Data excerpts
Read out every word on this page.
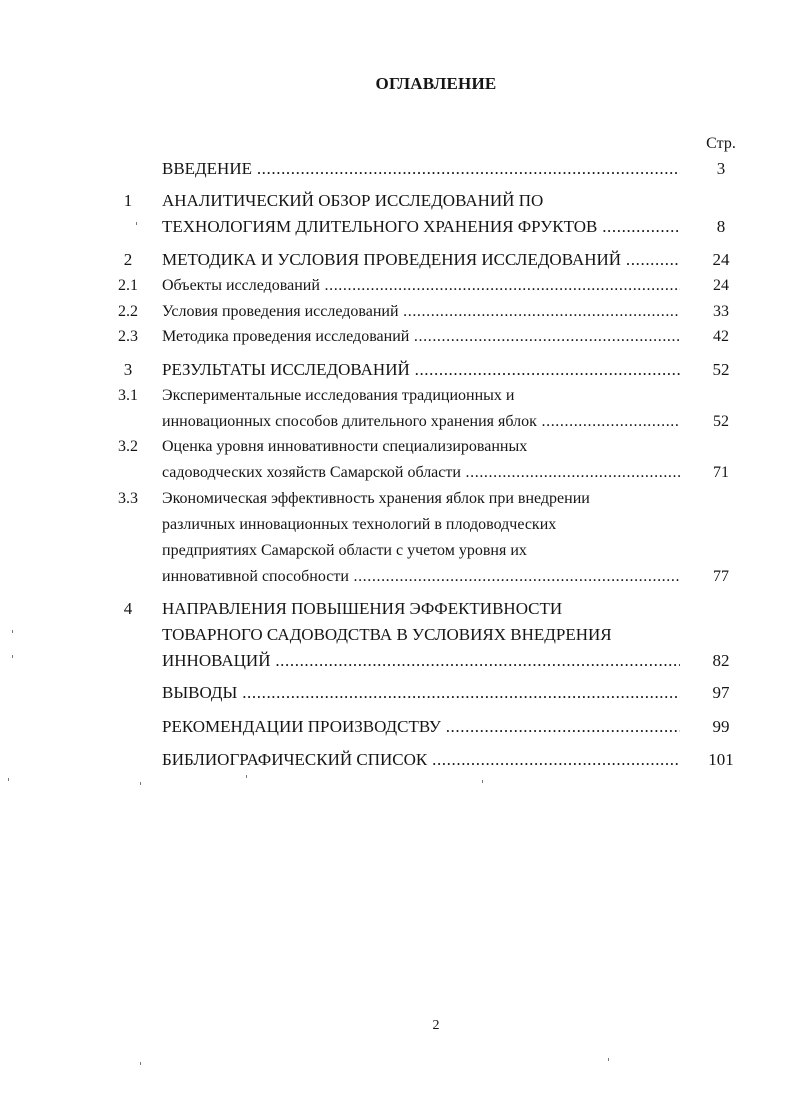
ОГЛАВЛЕНИЕ
Стр.
ВВЕДЕНИЕ .....	3
1	АНАЛИТИЧЕСКИЙ ОБЗОР ИССЛЕДОВАНИЙ ПО
ТЕХНОЛОГИЯМ ДЛИТЕЛЬНОГО ХРАНЕНИЯ ФРУКТОВ .....	8
2	МЕТОДИКА И УСЛОВИЯ ПРОВЕДЕНИЯ ИССЛЕДОВАНИЙ .....	24
2.1	Объекты исследований .....	24
2.2	Условия проведения исследований .....	33
2.3	Методика проведения исследований .....	42
3	РЕЗУЛЬТАТЫ ИССЛЕДОВАНИЙ .....	52
3.1	Экспериментальные исследования традиционных и
инновационных способов длительного хранения яблок .....	52
3.2	Оценка уровня инновативности специализированных
садоводческих хозяйств Самарской области .....	71
3.3	Экономическая эффективность хранения яблок при внедрении
различных инновационных технологий в плодоводческих
предприятиях Самарской области с учетом уровня их
инновативной способности .....	77
4	НАПРАВЛЕНИЯ ПОВЫШЕНИЯ ЭФФЕКТИВНОСТИ
ТОВАРНОГО САДОВОДСТВА В УСЛОВИЯХ ВНЕДРЕНИЯ
ИННОВАЦИЙ .....	82
ВЫВОДЫ .....	97
РЕКОМЕНДАЦИИ ПРОИЗВОДСТВУ .....	99
БИБЛИОГРАФИЧЕСКИЙ СПИСОК .....	101
2
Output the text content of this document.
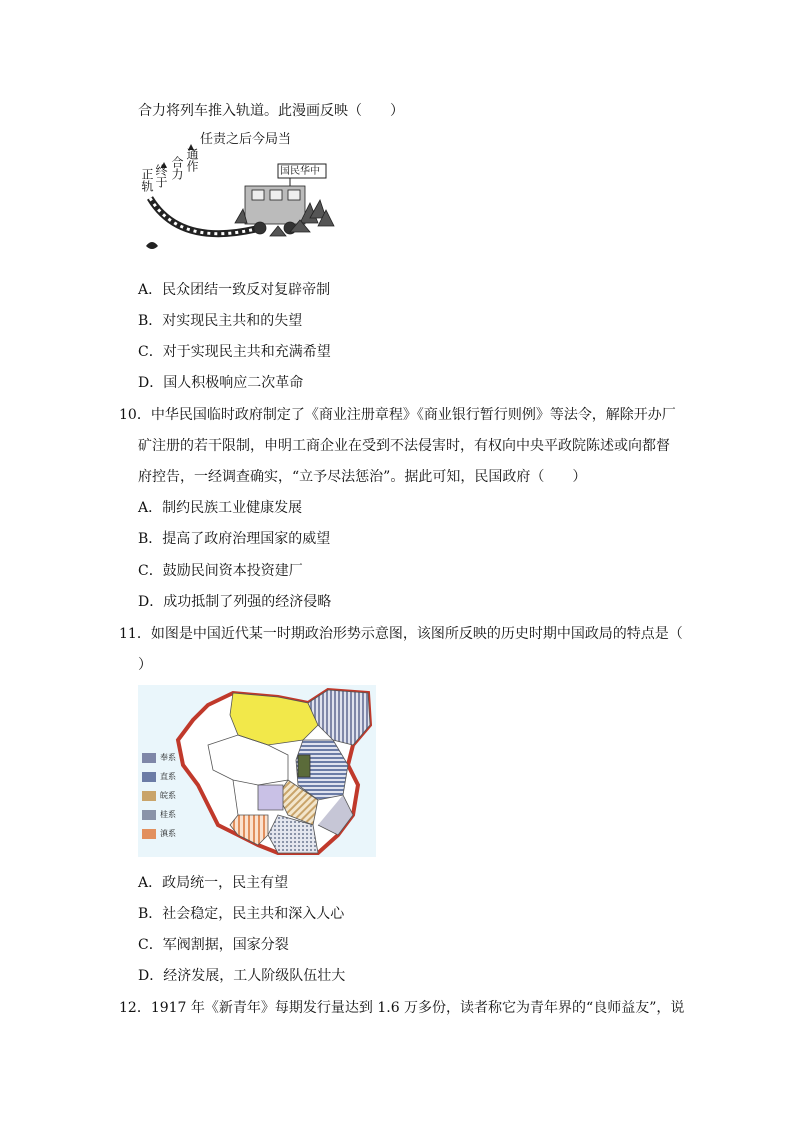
合力将列车推入轨道。此漫画反映（　　）
任责之后今局当
正轨 终于 合力 通作	国民华中
A．民众团结一致反对复辟帝制
B．对实现民主共和的失望
C．对于实现民主共和充满希望
D．国人积极响应二次革命
10．中华民国临时政府制定了《商业注册章程》《商业银行暂行则例》等法令，解除开办厂
矿注册的若干限制，申明工商企业在受到不法侵害时，有权向中央平政院陈述或向都督
府控告，一经调查确实，“立予尽法惩治”。据此可知，民国政府（　　）
A．制约民族工业健康发展
B．提高了政府治理国家的威望
C．鼓励民间资本投资建厂
D．成功抵制了列强的经济侵略
11．如图是中国近代某一时期政治形势示意图，该图所反映的历史时期中国政局的特点是（
）
奉系
直系
皖系
桂系
滇系
A．政局统一，民主有望
B．社会稳定，民主共和深入人心
C．军阀割据，国家分裂
D．经济发展，工人阶级队伍壮大
12．1917 年《新青年》每期发行量达到 1.6 万多份，读者称它为青年界的“良师益友”，说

Your objective: Tally the lines holding the string "инновационных" and give only the count.

Written response: 2